(Provided data)
* * * * * * * * *

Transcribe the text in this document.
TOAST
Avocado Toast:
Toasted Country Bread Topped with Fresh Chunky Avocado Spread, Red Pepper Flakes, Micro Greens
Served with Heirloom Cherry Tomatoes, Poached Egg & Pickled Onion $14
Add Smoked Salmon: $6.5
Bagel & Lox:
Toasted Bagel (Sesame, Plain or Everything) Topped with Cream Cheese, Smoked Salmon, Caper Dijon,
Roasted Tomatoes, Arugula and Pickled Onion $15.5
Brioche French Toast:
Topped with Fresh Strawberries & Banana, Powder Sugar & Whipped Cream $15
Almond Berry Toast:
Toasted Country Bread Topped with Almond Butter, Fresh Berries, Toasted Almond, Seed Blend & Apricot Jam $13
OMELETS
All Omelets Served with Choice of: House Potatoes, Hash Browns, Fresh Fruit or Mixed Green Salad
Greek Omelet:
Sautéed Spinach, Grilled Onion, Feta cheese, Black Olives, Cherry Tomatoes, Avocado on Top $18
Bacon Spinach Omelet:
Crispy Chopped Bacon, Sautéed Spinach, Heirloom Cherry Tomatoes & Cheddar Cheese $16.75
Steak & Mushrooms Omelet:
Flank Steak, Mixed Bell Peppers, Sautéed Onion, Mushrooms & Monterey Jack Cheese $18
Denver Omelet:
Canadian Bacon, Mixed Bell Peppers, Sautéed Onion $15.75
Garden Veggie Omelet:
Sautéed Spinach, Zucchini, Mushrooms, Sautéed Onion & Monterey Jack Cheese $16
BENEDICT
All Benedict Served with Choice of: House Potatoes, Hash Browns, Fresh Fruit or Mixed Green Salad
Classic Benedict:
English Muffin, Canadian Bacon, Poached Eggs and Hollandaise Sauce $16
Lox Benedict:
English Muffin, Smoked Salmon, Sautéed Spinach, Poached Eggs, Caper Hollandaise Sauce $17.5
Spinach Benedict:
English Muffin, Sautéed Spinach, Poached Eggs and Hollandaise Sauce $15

* * * * * * * * *

(Exercise objective)
Count how many lines of the material hold the string "Hash". Give the number and nothing more.

(Task response)
2